THE PROBLEM –
Retype the listing that follows, exactly as written.

(Dataset rows)

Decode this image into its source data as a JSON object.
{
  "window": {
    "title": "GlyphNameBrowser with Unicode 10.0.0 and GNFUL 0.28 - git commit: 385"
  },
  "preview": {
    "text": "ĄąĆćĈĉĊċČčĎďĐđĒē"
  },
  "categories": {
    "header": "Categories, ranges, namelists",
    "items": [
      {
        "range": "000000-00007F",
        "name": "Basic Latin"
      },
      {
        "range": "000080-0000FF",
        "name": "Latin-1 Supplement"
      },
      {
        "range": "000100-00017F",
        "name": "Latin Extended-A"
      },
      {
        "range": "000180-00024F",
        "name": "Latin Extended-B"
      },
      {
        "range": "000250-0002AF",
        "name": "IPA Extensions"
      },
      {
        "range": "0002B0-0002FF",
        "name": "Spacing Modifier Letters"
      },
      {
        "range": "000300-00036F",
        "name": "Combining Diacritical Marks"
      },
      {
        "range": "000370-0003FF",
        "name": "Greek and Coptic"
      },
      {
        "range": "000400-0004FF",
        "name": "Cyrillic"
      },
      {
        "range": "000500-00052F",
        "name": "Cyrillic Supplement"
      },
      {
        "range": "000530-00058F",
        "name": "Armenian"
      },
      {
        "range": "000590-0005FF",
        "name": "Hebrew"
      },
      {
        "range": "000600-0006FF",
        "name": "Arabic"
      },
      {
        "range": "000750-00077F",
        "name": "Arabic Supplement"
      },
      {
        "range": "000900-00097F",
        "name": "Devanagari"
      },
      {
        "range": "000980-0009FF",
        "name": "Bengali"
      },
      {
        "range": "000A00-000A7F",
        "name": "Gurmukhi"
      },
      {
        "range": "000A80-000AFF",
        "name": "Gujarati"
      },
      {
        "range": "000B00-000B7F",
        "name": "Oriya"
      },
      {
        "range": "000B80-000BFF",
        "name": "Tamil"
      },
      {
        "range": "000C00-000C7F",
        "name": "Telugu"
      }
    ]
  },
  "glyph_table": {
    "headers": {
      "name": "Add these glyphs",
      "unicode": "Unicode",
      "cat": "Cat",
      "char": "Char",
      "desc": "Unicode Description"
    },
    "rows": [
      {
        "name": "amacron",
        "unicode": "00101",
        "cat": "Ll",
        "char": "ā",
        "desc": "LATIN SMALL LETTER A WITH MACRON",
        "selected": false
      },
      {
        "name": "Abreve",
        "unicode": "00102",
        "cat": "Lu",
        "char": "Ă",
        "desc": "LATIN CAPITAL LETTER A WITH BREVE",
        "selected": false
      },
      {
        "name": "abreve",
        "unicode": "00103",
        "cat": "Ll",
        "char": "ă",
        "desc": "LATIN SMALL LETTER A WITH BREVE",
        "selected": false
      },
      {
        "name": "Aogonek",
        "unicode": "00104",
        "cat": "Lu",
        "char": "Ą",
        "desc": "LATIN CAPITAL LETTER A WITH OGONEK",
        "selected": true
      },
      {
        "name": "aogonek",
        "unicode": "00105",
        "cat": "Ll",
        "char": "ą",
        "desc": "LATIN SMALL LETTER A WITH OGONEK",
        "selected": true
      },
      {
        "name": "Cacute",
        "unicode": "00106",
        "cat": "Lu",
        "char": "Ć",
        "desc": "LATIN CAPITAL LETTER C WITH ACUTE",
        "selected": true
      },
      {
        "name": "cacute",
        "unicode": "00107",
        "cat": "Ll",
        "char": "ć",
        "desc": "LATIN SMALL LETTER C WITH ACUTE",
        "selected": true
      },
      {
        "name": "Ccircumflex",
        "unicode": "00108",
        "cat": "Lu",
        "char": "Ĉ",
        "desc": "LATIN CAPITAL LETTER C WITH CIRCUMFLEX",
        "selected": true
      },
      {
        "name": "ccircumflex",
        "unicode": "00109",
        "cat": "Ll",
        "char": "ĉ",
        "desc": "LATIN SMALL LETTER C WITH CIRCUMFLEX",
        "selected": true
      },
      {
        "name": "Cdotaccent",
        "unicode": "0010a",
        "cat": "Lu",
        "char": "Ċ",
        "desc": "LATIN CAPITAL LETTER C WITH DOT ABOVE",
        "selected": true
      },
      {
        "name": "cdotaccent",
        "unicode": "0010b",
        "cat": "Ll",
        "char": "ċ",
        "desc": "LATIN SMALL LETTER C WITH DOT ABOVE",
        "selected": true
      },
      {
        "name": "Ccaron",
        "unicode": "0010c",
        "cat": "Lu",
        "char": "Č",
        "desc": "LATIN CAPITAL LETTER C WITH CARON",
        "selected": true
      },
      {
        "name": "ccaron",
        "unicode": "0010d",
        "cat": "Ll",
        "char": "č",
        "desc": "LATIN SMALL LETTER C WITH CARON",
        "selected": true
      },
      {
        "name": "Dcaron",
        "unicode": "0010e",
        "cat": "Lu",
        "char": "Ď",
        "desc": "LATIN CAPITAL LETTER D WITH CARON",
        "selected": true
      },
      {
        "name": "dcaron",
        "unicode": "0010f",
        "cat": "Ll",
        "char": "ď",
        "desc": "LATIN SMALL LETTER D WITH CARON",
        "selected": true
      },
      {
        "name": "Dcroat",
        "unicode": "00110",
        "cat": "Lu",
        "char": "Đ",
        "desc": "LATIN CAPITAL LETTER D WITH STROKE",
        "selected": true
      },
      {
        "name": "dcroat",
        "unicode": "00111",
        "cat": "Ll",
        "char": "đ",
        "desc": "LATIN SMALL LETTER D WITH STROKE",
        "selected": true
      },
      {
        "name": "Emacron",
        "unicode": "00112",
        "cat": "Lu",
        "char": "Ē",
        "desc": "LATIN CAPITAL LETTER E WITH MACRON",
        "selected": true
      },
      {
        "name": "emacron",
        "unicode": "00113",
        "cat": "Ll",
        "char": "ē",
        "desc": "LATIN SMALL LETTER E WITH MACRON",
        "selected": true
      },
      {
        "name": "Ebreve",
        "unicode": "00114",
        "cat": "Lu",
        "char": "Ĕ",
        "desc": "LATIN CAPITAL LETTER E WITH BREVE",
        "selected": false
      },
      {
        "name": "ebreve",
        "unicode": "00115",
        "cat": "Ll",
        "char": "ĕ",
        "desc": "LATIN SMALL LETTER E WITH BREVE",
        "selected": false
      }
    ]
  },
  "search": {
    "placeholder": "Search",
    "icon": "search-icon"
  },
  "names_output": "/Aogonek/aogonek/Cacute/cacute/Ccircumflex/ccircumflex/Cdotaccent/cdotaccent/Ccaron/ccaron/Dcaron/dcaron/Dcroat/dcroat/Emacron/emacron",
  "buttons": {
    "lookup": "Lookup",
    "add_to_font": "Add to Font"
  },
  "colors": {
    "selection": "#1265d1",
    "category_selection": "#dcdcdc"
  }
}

IN RESPONSE –
Decode this image into its source data as a JSON object.
{
  "window": {
    "title": "GlyphNameBrowser with Unicode 10.0.0 and GNFUL 0.28 - git commit: 385"
  },
  "preview": {
    "text": "ĄąĆćĈĉĊċČčĎďĐđĒē"
  },
  "categories": {
    "header": "Categories, ranges, namelists",
    "items": [
      {
        "range": "000000-00007F",
        "name": "Basic Latin"
      },
      {
        "range": "000080-0000FF",
        "name": "Latin-1 Supplement"
      },
      {
        "range": "000100-00017F",
        "name": "Latin Extended-A"
      },
      {
        "range": "000180-00024F",
        "name": "Latin Extended-B"
      },
      {
        "range": "000250-0002AF",
        "name": "IPA Extensions"
      },
      {
        "range": "0002B0-0002FF",
        "name": "Spacing Modifier Letters"
      },
      {
        "range": "000300-00036F",
        "name": "Combining Diacritical Marks"
      },
      {
        "range": "000370-0003FF",
        "name": "Greek and Coptic"
      },
      {
        "range": "000400-0004FF",
        "name": "Cyrillic"
      },
      {
        "range": "000500-00052F",
        "name": "Cyrillic Supplement"
      },
      {
        "range": "000530-00058F",
        "name": "Armenian"
      },
      {
        "range": "000590-0005FF",
        "name": "Hebrew"
      },
      {
        "range": "000600-0006FF",
        "name": "Arabic"
      },
      {
        "range": "000750-00077F",
        "name": "Arabic Supplement"
      },
      {
        "range": "000900-00097F",
        "name": "Devanagari"
      },
      {
        "range": "000980-0009FF",
        "name": "Bengali"
      },
      {
        "range": "000A00-000A7F",
        "name": "Gurmukhi"
      },
      {
        "range": "000A80-000AFF",
        "name": "Gujarati"
      },
      {
        "range": "000B00-000B7F",
        "name": "Oriya"
      },
      {
        "range": "000B80-000BFF",
        "name": "Tamil"
      },
      {
        "range": "000C00-000C7F",
        "name": "Telugu"
      }
    ]
  },
  "glyph_table": {
    "headers": {
      "name": "Add these glyphs",
      "unicode": "Unicode",
      "cat": "Cat",
      "char": "Char",
      "desc": "Unicode Description"
    },
    "rows": [
      {
        "name": "amacron",
        "unicode": "00101",
        "cat": "Ll",
        "char": "ā",
        "desc": "LATIN SMALL LETTER A WITH MACRON",
        "selected": false
      },
      {
        "name": "Abreve",
        "unicode": "00102",
        "cat": "Lu",
        "char": "Ă",
        "desc": "LATIN CAPITAL LETTER A WITH BREVE",
        "selected": false
      },
      {
        "name": "abreve",
        "unicode": "00103",
        "cat": "Ll",
        "char": "ă",
        "desc": "LATIN SMALL LETTER A WITH BREVE",
        "selected": false
      },
      {
        "name": "Aogonek",
        "unicode": "00104",
        "cat": "Lu",
        "char": "Ą",
        "desc": "LATIN CAPITAL LETTER A WITH OGONEK",
        "selected": true
      },
      {
        "name": "aogonek",
        "unicode": "00105",
        "cat": "Ll",
        "char": "ą",
        "desc": "LATIN SMALL LETTER A WITH OGONEK",
        "selected": true
      },
      {
        "name": "Cacute",
        "unicode": "00106",
        "cat": "Lu",
        "char": "Ć",
        "desc": "LATIN CAPITAL LETTER C WITH ACUTE",
        "selected": true
      },
      {
        "name": "cacute",
        "unicode": "00107",
        "cat": "Ll",
        "char": "ć",
        "desc": "LATIN SMALL LETTER C WITH ACUTE",
        "selected": true
      },
      {
        "name": "Ccircumflex",
        "unicode": "00108",
        "cat": "Lu",
        "char": "Ĉ",
        "desc": "LATIN CAPITAL LETTER C WITH CIRCUMFLEX",
        "selected": true
      },
      {
        "name": "ccircumflex",
        "unicode": "00109",
        "cat": "Ll",
        "char": "ĉ",
        "desc": "LATIN SMALL LETTER C WITH CIRCUMFLEX",
        "selected": true
      },
      {
        "name": "Cdotaccent",
        "unicode": "0010a",
        "cat": "Lu",
        "char": "Ċ",
        "desc": "LATIN CAPITAL LETTER C WITH DOT ABOVE",
        "selected": true
      },
      {
        "name": "cdotaccent",
        "unicode": "0010b",
        "cat": "Ll",
        "char": "ċ",
        "desc": "LATIN SMALL LETTER C WITH DOT ABOVE",
        "selected": true
      },
      {
        "name": "Ccaron",
        "unicode": "0010c",
        "cat": "Lu",
        "char": "Č",
        "desc": "LATIN CAPITAL LETTER C WITH CARON",
        "selected": true
      },
      {
        "name": "ccaron",
        "unicode": "0010d",
        "cat": "Ll",
        "char": "č",
        "desc": "LATIN SMALL LETTER C WITH CARON",
        "selected": true
      },
      {
        "name": "Dcaron",
        "unicode": "0010e",
        "cat": "Lu",
        "char": "Ď",
        "desc": "LATIN CAPITAL LETTER D WITH CARON",
        "selected": true
      },
      {
        "name": "dcaron",
        "unicode": "0010f",
        "cat": "Ll",
        "char": "ď",
        "desc": "LATIN SMALL LETTER D WITH CARON",
        "selected": true
      },
      {
        "name": "Dcroat",
        "unicode": "00110",
        "cat": "Lu",
        "char": "Đ",
        "desc": "LATIN CAPITAL LETTER D WITH STROKE",
        "selected": true
      },
      {
        "name": "dcroat",
        "unicode": "00111",
        "cat": "Ll",
        "char": "đ",
        "desc": "LATIN SMALL LETTER D WITH STROKE",
        "selected": true
      },
      {
        "name": "Emacron",
        "unicode": "00112",
        "cat": "Lu",
        "char": "Ē",
        "desc": "LATIN CAPITAL LETTER E WITH MACRON",
        "selected": true
      },
      {
        "name": "emacron",
        "unicode": "00113",
        "cat": "Ll",
        "char": "ē",
        "desc": "LATIN SMALL LETTER E WITH MACRON",
        "selected": true
      },
      {
        "name": "Ebreve",
        "unicode": "00114",
        "cat": "Lu",
        "char": "Ĕ",
        "desc": "LATIN CAPITAL LETTER E WITH BREVE",
        "selected": false
      },
      {
        "name": "ebreve",
        "unicode": "00115",
        "cat": "Ll",
        "char": "ĕ",
        "desc": "LATIN SMALL LETTER E WITH BREVE",
        "selected": false
      }
    ]
  },
  "search": {
    "placeholder": "Search",
    "icon": "search-icon"
  },
  "names_output": "/Aogonek/aogonek/Cacute/cacute/Ccircumflex/ccircumflex/Cdotaccent/cdotaccent/Ccaron/ccaron/Dcaron/dcaron/Dcroat/dcroat/Emacron/emacron",
  "buttons": {
    "lookup": "Lookup",
    "add_to_font": "Add to Font"
  },
  "colors": {
    "selection": "#1265d1",
    "category_selection": "#dcdcdc"
  }
}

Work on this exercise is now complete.